=== Texto para analizar ===

Esta crisis neurológica es doblemente injusta. Por un lado, erosiona la calidad de vida, porque el sufrimiento mental, cognitivo y motor limita el acceso a la educación, el trabajo y la plena ciudadanía. Por otro lado, refuerza la inequidad: quienes nacen en entornos vulnerables o marginados sufren diagnósticos tardíos o tratamientos inexistentes. El estigma y la discriminación asociada a enfermedades neurológicas –la percepción errónea de que ciertos trastornos son consecuencias inevitables del envejecimiento o “cuestiones mentales”– amplifican el silencio y la marginación.
Frente a este panorama, no valen las respuestas fragmentarias ni las medidas cosméticas. Se requiere que los organismos internacionales, estados nacionales, organizaciones sociales, las comunidades científicas y el sistema privado se comprometan en un verdadero pacto por la salud neurológica. Este pacto debe incluir al menos tres ejes prioritarios:
Primero, revisión y reordenamiento de recursos sanitarios. Los presupuestos y planes nacionales de salud deben incorporar metas y programas específicos para el diagnóstico temprano, el tratamiento, la rehabilitación y el apoyo psicosocial de personas con condiciones neurológicas. Los países con menos recursos —sobre todo en África, Asia y América Latina— deben recibir apoyo estructural y no solo alivios puntuales.
Segundo, fortalecimiento de la investigación y la innovación en neurología. Es indispensable invertir en estudios epidemiológicos, en nuevas terapias, en biomarcadores accesibles y en tecnologías de rehabilitación asequibles. Las enfermedades del sistema nervioso muchas veces quedan relegadas en los rankings de prioridad, pese a que causan un sufrimiento masivo invisible.

=== Filas proporcionadas ===

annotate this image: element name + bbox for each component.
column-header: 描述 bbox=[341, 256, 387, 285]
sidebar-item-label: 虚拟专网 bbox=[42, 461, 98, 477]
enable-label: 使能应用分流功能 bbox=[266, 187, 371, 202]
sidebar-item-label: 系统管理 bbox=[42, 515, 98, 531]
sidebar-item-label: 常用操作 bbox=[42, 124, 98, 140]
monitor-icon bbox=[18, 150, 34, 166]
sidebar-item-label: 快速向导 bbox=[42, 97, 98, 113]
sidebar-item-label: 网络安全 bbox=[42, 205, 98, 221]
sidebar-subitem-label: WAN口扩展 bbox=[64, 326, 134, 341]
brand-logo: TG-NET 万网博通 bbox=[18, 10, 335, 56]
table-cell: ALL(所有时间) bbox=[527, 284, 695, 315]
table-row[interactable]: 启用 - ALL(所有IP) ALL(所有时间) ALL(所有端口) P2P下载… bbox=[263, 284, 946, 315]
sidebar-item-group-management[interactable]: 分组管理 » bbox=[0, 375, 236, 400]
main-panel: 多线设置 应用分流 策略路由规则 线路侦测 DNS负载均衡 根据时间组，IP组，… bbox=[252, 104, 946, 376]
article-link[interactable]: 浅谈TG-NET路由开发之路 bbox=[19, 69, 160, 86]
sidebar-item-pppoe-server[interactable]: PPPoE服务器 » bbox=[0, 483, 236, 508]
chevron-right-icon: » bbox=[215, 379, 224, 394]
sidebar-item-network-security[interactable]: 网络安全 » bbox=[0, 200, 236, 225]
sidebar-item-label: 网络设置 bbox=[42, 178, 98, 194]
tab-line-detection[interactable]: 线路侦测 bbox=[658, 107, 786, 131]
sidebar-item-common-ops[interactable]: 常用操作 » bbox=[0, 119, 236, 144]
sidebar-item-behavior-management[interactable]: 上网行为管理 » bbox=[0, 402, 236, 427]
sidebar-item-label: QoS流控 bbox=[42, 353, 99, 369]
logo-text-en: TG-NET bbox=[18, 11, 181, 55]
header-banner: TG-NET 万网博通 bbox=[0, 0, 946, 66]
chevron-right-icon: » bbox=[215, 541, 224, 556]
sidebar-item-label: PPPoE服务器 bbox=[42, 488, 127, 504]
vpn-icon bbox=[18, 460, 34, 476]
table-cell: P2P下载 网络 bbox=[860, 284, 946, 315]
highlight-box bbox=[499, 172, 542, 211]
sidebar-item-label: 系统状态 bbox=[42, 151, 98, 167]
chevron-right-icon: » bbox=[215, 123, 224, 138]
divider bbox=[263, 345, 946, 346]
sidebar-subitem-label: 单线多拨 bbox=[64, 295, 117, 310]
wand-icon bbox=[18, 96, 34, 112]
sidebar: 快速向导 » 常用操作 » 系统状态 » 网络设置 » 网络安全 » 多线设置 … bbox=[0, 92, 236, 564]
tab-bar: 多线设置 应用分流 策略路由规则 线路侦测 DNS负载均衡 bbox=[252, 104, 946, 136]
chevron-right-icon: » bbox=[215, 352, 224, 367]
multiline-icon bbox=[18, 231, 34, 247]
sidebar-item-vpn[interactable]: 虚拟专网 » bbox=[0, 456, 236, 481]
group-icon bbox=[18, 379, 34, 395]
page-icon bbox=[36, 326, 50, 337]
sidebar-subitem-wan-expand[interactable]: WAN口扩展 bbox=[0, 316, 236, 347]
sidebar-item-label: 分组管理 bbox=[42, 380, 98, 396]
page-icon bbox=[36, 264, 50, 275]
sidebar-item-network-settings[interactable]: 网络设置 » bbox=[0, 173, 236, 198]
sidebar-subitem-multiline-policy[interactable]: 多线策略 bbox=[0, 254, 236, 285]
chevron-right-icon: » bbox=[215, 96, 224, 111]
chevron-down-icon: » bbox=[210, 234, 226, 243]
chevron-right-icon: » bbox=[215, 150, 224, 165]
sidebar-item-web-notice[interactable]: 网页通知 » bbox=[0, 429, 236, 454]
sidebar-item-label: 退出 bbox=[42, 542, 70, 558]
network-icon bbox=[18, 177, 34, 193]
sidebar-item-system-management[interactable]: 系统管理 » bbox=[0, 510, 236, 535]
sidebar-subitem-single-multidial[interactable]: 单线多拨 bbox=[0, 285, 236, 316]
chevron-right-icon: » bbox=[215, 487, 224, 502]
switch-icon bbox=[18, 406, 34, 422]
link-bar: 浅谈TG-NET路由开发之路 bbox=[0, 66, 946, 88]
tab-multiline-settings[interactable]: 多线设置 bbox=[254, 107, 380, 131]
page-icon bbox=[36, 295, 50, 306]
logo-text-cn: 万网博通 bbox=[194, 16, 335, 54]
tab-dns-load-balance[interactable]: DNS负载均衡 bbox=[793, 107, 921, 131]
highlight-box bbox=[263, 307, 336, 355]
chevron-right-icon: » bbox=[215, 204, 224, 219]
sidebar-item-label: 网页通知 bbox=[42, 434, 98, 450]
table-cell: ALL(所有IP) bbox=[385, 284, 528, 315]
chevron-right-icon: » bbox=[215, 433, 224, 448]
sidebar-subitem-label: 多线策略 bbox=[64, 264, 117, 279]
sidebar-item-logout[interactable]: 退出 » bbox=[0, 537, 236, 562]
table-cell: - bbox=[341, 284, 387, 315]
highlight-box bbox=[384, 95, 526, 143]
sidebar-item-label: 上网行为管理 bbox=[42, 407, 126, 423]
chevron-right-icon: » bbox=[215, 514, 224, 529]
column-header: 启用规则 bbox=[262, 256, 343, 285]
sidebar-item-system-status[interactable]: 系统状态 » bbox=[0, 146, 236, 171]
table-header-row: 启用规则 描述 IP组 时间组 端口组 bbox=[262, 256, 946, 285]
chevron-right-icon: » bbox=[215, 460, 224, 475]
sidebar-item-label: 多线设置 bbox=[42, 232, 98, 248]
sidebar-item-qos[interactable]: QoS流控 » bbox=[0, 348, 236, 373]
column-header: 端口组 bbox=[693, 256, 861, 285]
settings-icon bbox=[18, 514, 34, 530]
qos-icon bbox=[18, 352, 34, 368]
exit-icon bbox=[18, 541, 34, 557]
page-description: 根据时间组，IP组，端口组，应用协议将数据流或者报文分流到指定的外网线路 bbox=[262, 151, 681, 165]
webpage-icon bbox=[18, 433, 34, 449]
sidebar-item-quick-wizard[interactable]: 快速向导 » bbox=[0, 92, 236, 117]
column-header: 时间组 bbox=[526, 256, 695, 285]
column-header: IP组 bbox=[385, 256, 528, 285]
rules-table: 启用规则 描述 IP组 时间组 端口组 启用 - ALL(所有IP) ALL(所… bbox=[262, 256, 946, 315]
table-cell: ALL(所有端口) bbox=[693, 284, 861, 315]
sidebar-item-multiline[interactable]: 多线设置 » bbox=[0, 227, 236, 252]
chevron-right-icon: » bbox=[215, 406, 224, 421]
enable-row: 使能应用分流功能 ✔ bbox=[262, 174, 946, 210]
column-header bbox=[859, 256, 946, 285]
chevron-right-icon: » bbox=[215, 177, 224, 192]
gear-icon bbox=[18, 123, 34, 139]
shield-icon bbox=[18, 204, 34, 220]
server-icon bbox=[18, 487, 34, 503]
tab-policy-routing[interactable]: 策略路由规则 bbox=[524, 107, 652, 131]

===

Tarea 1. Transcriba del texto sobre la salud neurológica el fragmento que va desde "Segundo, fortalecimiento de" hasta "sufrimiento masivo invisible.", ambos inclusive.
Tarea 2. Según el texto sobre la salud neurológica, ¿en qué regiones se encuentran sobre todo los países con menos recursos que deben recibir apoyo estructural?
Tarea 3. Prosiga la redacción del texto sobre la salud neurológica a partir de su última oración.

Respuesta redactada 1.
Segundo, fortalecimiento de la investigación y la innovación en neurología. Es indispensable invertir en estudios epidemiológicos, en nuevas terapias, en biomarcadores accesibles y en tecnologías de rehabilitación asequibles. Las enfermedades del sistema nervioso muchas veces quedan relegadas en los rankings de prioridad, pese a que causan un sufrimiento masivo invisible.

Respuesta redactada 2. En África, Asia y América Latina.

Respuesta redactada 3.
Tercero, campañas de sensibilización, prevención y cultura de apoyo social. No basta con saber que la carga existe: toda sociedad debe asumir que cuidar el cerebro es cuidar al ser humano en su integridad. Las campañas deben derribar mitos, fortalecer la detección temprana y acompañar —no solo con salud— a quien vive con discapacidad neurológica.
Una advertencia final: el reloj corre. Las proyecciones más conservadoras estiman que para 2050 las muertes por accidentes cerebrovasculares podrían incrementarse cerca de un 50 %. Otras enfermedades neurodegenerativas amenazan con duplicar sus casos. Si no actuamos hoy con audacia y coherencia, dentro de unas décadas podríamos confrontar una crisis de salud pública inmanejable.
El reto es grande, pero no imposible. Ya contamos con conocimiento, con voluntad profesional y con redes de cooperación internacional. Lo que falta es priorizar con decisión, coordinar con sentido global y reconocer que la neurología no es un asunto médico especializado sino una cuestión colectiva de dignidad humana.
Quien vive con parkinsonismo, con demencia inicial, con epilepsia no diagnosticada, con trastorno del desarrollo invisible o con migraña crónica —y sus familias— no pueden esperar un día más. Exige la historia que los gobiernos y las sociedades asuman esta emergencia como política de Estado, con recursos y plazos definidos.
Este es un llamado urgente que atraviesa territorios, clases y fronteras: debemos revalorar el cerebro, ponerlo en el centro de la salud pública del siglo XXI y actuar ahora con justicia, ciencia y solidaridad.